**Problem requirements**
Copy out every record below exactly as written, but leave out any pictures.
+ + +
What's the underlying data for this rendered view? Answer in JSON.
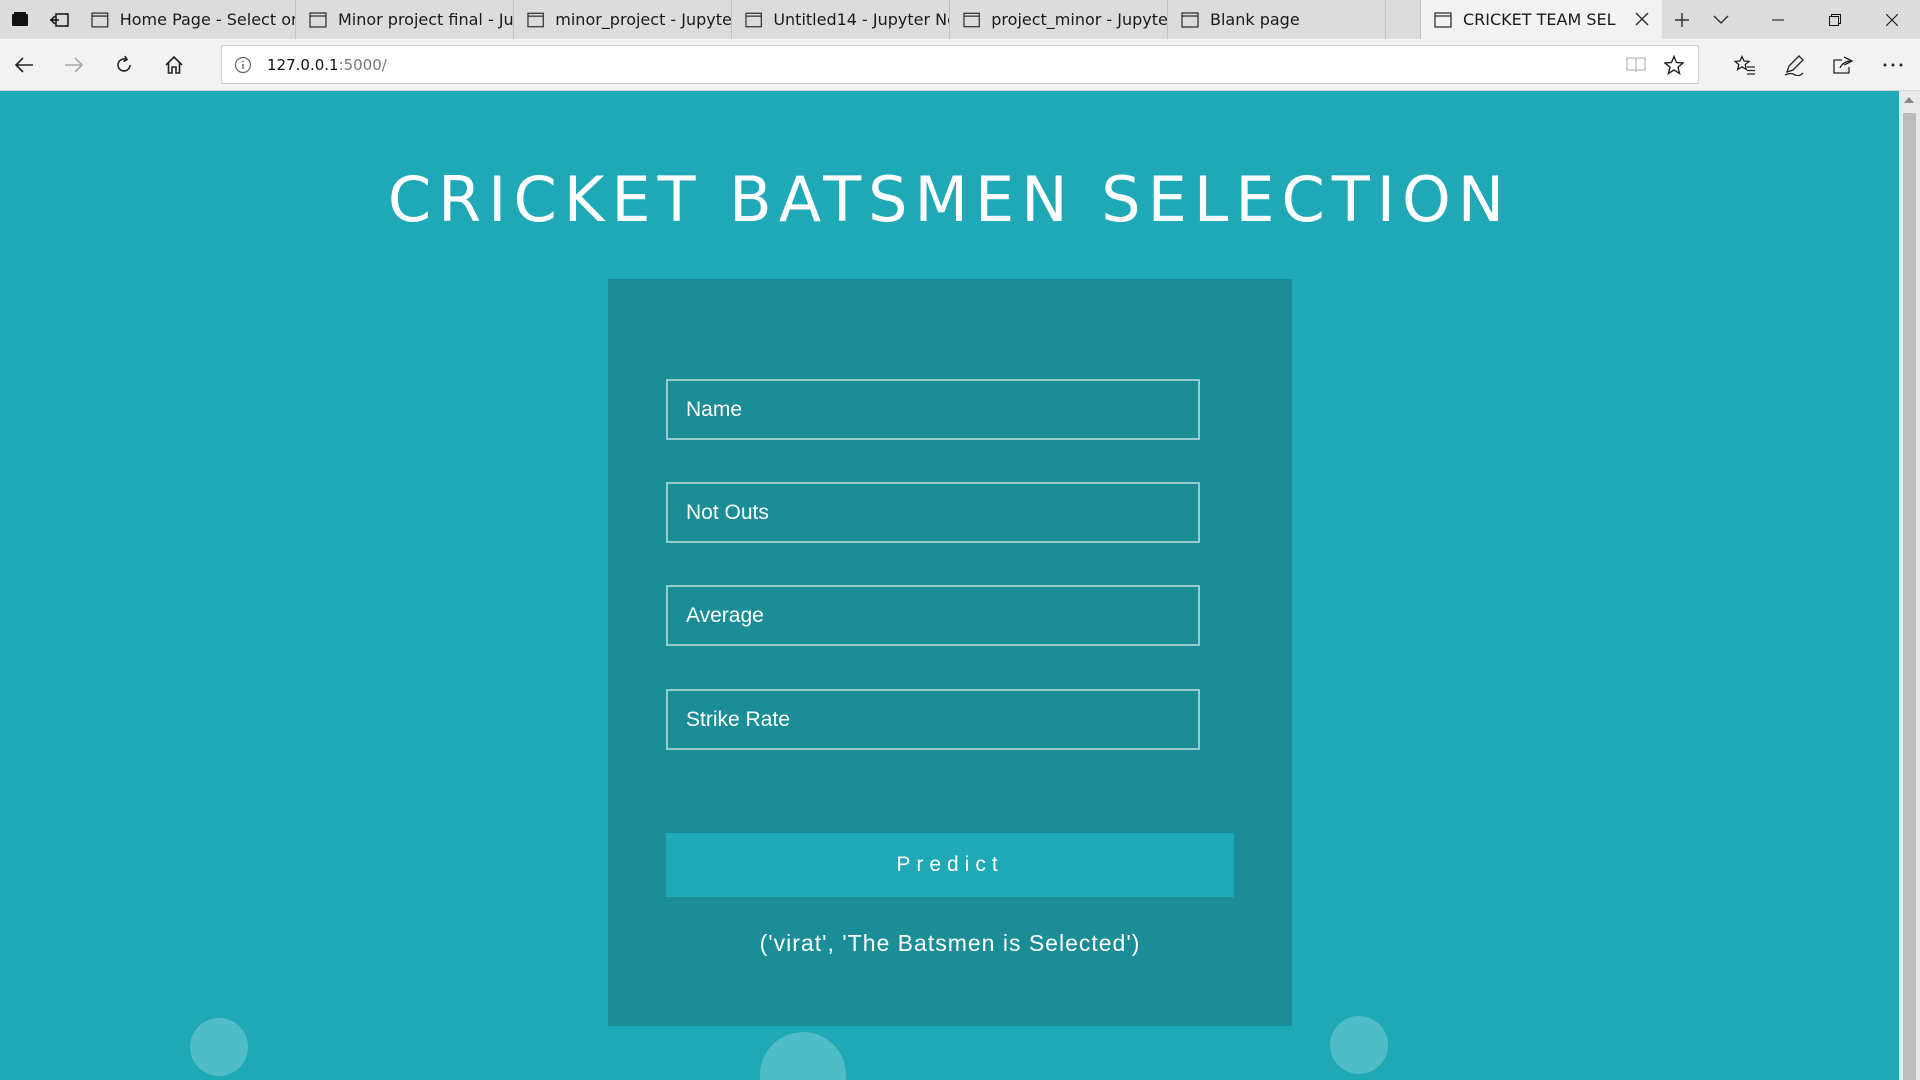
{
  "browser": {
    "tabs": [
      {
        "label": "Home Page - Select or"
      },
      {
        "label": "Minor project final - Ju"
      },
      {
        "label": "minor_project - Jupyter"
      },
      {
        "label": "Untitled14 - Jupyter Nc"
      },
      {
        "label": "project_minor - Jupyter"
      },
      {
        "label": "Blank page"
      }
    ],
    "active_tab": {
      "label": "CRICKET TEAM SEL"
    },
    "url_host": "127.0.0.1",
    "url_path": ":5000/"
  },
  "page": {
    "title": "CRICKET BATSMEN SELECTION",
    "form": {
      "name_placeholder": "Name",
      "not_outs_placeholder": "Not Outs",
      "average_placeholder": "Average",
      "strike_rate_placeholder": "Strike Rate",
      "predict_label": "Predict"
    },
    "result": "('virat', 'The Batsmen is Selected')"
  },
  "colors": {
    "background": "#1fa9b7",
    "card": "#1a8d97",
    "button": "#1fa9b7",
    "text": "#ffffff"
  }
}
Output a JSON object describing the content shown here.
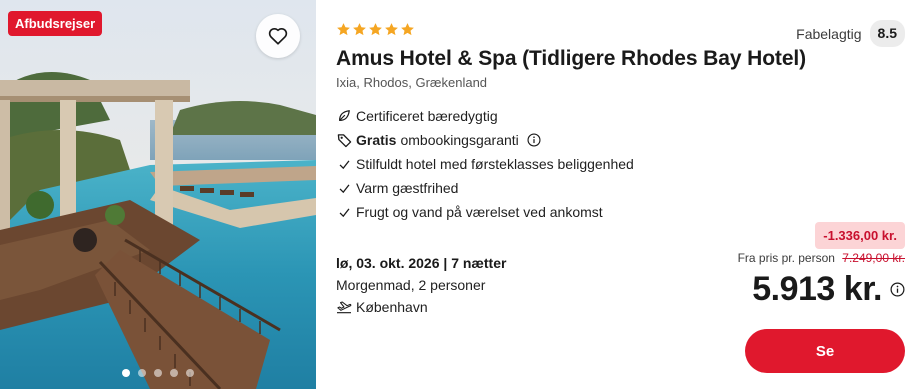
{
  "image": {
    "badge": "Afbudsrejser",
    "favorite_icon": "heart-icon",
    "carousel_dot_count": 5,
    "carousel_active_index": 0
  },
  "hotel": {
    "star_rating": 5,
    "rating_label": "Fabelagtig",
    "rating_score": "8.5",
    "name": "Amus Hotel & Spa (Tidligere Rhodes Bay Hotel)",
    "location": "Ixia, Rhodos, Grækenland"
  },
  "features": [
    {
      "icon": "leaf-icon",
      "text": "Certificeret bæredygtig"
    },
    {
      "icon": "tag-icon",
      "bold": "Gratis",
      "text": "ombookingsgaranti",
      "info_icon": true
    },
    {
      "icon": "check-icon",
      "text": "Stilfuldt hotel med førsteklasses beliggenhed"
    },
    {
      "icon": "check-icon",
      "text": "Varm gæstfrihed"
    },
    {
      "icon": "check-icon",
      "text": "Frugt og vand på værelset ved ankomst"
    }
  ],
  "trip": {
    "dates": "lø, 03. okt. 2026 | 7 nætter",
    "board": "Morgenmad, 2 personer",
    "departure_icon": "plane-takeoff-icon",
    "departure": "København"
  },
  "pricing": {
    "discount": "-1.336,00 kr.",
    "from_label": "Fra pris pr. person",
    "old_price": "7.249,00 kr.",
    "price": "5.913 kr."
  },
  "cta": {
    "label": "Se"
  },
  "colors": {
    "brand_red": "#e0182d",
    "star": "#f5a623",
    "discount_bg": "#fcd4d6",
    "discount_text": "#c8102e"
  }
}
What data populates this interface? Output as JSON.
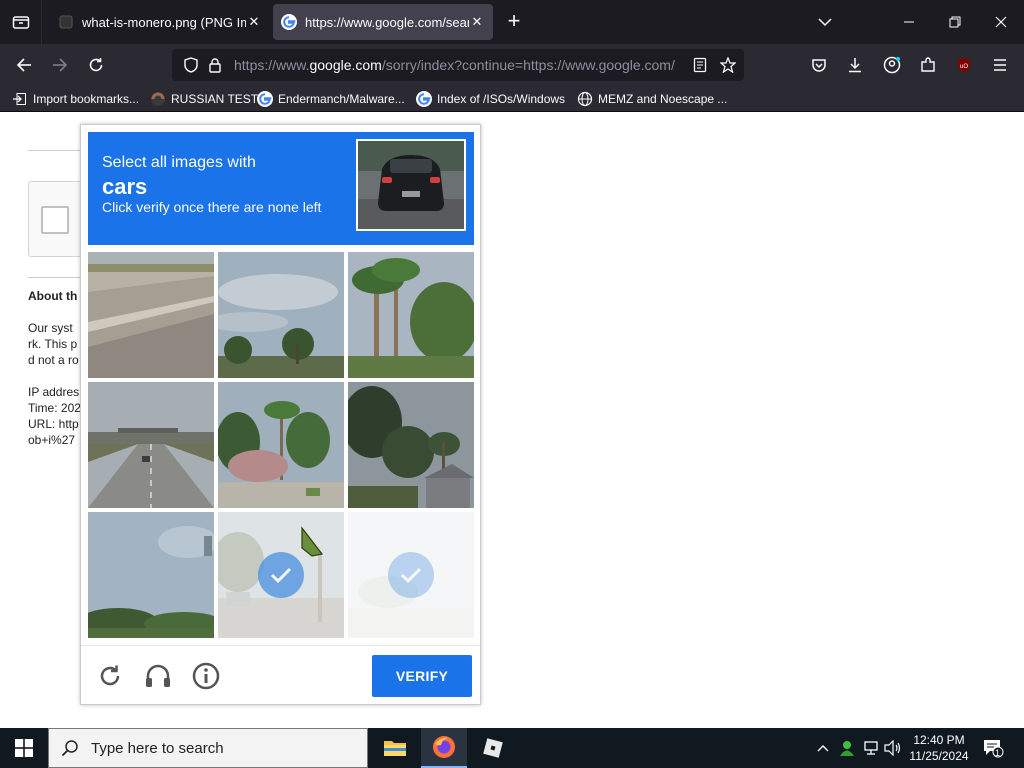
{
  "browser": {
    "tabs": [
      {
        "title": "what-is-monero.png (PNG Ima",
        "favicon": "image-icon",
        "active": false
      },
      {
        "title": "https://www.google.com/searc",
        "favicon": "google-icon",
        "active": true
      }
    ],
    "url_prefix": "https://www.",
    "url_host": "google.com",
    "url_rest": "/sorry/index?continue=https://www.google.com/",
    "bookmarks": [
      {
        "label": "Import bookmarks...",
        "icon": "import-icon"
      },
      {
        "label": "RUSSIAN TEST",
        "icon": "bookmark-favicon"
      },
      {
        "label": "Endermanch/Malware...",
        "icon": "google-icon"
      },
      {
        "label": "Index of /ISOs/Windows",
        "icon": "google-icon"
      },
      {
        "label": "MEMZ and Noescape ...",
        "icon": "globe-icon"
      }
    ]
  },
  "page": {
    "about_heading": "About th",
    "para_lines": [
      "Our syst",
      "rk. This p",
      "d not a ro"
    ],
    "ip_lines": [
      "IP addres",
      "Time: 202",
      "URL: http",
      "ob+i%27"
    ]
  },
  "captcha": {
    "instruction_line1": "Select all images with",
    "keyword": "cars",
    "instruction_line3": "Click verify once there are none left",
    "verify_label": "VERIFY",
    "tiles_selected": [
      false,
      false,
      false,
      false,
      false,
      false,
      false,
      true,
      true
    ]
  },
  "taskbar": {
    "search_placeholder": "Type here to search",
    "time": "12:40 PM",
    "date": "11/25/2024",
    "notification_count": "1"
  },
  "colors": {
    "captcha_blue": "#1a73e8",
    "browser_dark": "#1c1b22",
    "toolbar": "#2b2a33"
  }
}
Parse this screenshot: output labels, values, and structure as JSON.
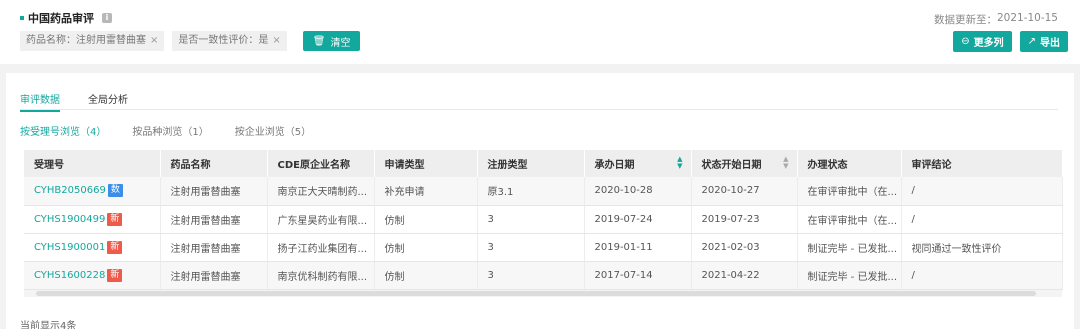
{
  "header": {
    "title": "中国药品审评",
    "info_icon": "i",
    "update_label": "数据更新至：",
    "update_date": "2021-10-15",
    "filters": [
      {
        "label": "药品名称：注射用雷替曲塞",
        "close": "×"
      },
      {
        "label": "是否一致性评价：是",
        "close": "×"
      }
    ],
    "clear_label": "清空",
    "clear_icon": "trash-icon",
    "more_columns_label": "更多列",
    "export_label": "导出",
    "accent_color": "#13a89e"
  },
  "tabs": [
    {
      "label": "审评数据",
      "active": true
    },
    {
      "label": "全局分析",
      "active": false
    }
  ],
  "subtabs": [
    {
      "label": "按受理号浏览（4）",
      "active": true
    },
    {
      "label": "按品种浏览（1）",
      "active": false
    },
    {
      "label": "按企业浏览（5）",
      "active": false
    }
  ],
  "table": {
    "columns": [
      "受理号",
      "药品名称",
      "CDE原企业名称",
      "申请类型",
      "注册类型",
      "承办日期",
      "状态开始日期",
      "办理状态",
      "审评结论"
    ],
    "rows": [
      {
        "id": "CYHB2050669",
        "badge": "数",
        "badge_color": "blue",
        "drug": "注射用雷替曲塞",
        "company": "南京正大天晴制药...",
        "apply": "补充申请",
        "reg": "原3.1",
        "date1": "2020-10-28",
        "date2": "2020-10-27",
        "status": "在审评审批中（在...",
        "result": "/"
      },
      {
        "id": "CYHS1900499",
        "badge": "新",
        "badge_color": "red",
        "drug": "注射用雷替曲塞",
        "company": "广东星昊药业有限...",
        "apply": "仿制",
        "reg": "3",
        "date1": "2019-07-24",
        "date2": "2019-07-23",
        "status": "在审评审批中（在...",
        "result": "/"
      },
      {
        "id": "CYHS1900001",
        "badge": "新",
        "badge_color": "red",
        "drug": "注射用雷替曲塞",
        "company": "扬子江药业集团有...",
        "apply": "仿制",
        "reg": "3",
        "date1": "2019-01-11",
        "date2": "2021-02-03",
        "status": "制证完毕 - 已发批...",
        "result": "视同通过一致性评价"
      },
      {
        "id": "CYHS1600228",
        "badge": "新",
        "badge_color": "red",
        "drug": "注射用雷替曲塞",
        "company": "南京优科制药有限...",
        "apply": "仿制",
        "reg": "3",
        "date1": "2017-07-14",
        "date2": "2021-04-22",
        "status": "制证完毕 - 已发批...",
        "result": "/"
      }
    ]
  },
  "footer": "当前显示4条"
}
+ + +
**Exercise output**
What's the underlying data for this rendered view? Answer in JSON.
{
  "browser": {
    "tabs": [
      {
        "label": "Home Page - Select or"
      },
      {
        "label": "Minor project final - Ju"
      },
      {
        "label": "minor_project - Jupyter"
      },
      {
        "label": "Untitled14 - Jupyter Nc"
      },
      {
        "label": "project_minor - Jupyter"
      },
      {
        "label": "Blank page"
      }
    ],
    "active_tab": {
      "label": "CRICKET TEAM SEL"
    },
    "url_host": "127.0.0.1",
    "url_path": ":5000/"
  },
  "page": {
    "title": "CRICKET BATSMEN SELECTION",
    "form": {
      "name_placeholder": "Name",
      "not_outs_placeholder": "Not Outs",
      "average_placeholder": "Average",
      "strike_rate_placeholder": "Strike Rate",
      "predict_label": "Predict"
    },
    "result": "('virat', 'The Batsmen is Selected')"
  },
  "colors": {
    "background": "#1fa9b7",
    "card": "#1a8d97",
    "button": "#1fa9b7",
    "text": "#ffffff"
  }
}
Output a JSON object describing the content shown here.
{
  "image": {
    "badge": "Afbudsrejser",
    "favorite_icon": "heart-icon",
    "carousel_dot_count": 5,
    "carousel_active_index": 0
  },
  "hotel": {
    "star_rating": 5,
    "rating_label": "Fabelagtig",
    "rating_score": "8.5",
    "name": "Amus Hotel & Spa (Tidligere Rhodes Bay Hotel)",
    "location": "Ixia, Rhodos, Grækenland"
  },
  "features": [
    {
      "icon": "leaf-icon",
      "text": "Certificeret bæredygtig"
    },
    {
      "icon": "tag-icon",
      "bold": "Gratis",
      "text": "ombookingsgaranti",
      "info_icon": true
    },
    {
      "icon": "check-icon",
      "text": "Stilfuldt hotel med førsteklasses beliggenhed"
    },
    {
      "icon": "check-icon",
      "text": "Varm gæstfrihed"
    },
    {
      "icon": "check-icon",
      "text": "Frugt og vand på værelset ved ankomst"
    }
  ],
  "trip": {
    "dates": "lø, 03. okt. 2026 | 7 nætter",
    "board": "Morgenmad, 2 personer",
    "departure_icon": "plane-takeoff-icon",
    "departure": "København"
  },
  "pricing": {
    "discount": "-1.336,00 kr.",
    "from_label": "Fra pris pr. person",
    "old_price": "7.249,00 kr.",
    "price": "5.913 kr."
  },
  "cta": {
    "label": "Se"
  },
  "colors": {
    "brand_red": "#e0182d",
    "star": "#f5a623",
    "discount_bg": "#fcd4d6",
    "discount_text": "#c8102e"
  }
}
What data populates this interface? Output as JSON.
{
  "browser": {
    "tabs": [
      {
        "title": "what-is-monero.png (PNG Ima",
        "favicon": "image-icon",
        "active": false
      },
      {
        "title": "https://www.google.com/searc",
        "favicon": "google-icon",
        "active": true
      }
    ],
    "url_prefix": "https://www.",
    "url_host": "google.com",
    "url_rest": "/sorry/index?continue=https://www.google.com/",
    "bookmarks": [
      {
        "label": "Import bookmarks...",
        "icon": "import-icon"
      },
      {
        "label": "RUSSIAN TEST",
        "icon": "bookmark-favicon"
      },
      {
        "label": "Endermanch/Malware...",
        "icon": "google-icon"
      },
      {
        "label": "Index of /ISOs/Windows",
        "icon": "google-icon"
      },
      {
        "label": "MEMZ and Noescape ...",
        "icon": "globe-icon"
      }
    ]
  },
  "page": {
    "about_heading": "About th",
    "para_lines": [
      "Our syst",
      "rk. This p",
      "d not a ro"
    ],
    "ip_lines": [
      "IP addres",
      "Time: 202",
      "URL: http",
      "ob+i%27"
    ]
  },
  "captcha": {
    "instruction_line1": "Select all images with",
    "keyword": "cars",
    "instruction_line3": "Click verify once there are none left",
    "verify_label": "VERIFY",
    "tiles_selected": [
      false,
      false,
      false,
      false,
      false,
      false,
      false,
      true,
      true
    ]
  },
  "taskbar": {
    "search_placeholder": "Type here to search",
    "time": "12:40 PM",
    "date": "11/25/2024",
    "notification_count": "1"
  },
  "colors": {
    "captcha_blue": "#1a73e8",
    "browser_dark": "#1c1b22",
    "toolbar": "#2b2a33"
  }
}
Parse this screenshot: output labels, values, and structure as JSON.
{
  "header": {
    "title": "中国药品审评",
    "info_icon": "i",
    "update_label": "数据更新至：",
    "update_date": "2021-10-15",
    "filters": [
      {
        "label": "药品名称：注射用雷替曲塞",
        "close": "×"
      },
      {
        "label": "是否一致性评价：是",
        "close": "×"
      }
    ],
    "clear_label": "清空",
    "clear_icon": "trash-icon",
    "more_columns_label": "更多列",
    "export_label": "导出",
    "accent_color": "#13a89e"
  },
  "tabs": [
    {
      "label": "审评数据",
      "active": true
    },
    {
      "label": "全局分析",
      "active": false
    }
  ],
  "subtabs": [
    {
      "label": "按受理号浏览（4）",
      "active": true
    },
    {
      "label": "按品种浏览（1）",
      "active": false
    },
    {
      "label": "按企业浏览（5）",
      "active": false
    }
  ],
  "table": {
    "columns": [
      "受理号",
      "药品名称",
      "CDE原企业名称",
      "申请类型",
      "注册类型",
      "承办日期",
      "状态开始日期",
      "办理状态",
      "审评结论"
    ],
    "rows": [
      {
        "id": "CYHB2050669",
        "badge": "数",
        "badge_color": "blue",
        "drug": "注射用雷替曲塞",
        "company": "南京正大天晴制药...",
        "apply": "补充申请",
        "reg": "原3.1",
        "date1": "2020-10-28",
        "date2": "2020-10-27",
        "status": "在审评审批中（在...",
        "result": "/"
      },
      {
        "id": "CYHS1900499",
        "badge": "新",
        "badge_color": "red",
        "drug": "注射用雷替曲塞",
        "company": "广东星昊药业有限...",
        "apply": "仿制",
        "reg": "3",
        "date1": "2019-07-24",
        "date2": "2019-07-23",
        "status": "在审评审批中（在...",
        "result": "/"
      },
      {
        "id": "CYHS1900001",
        "badge": "新",
        "badge_color": "red",
        "drug": "注射用雷替曲塞",
        "company": "扬子江药业集团有...",
        "apply": "仿制",
        "reg": "3",
        "date1": "2019-01-11",
        "date2": "2021-02-03",
        "status": "制证完毕 - 已发批...",
        "result": "视同通过一致性评价"
      },
      {
        "id": "CYHS1600228",
        "badge": "新",
        "badge_color": "red",
        "drug": "注射用雷替曲塞",
        "company": "南京优科制药有限...",
        "apply": "仿制",
        "reg": "3",
        "date1": "2017-07-14",
        "date2": "2021-04-22",
        "status": "制证完毕 - 已发批...",
        "result": "/"
      }
    ]
  },
  "footer": "当前显示4条"
}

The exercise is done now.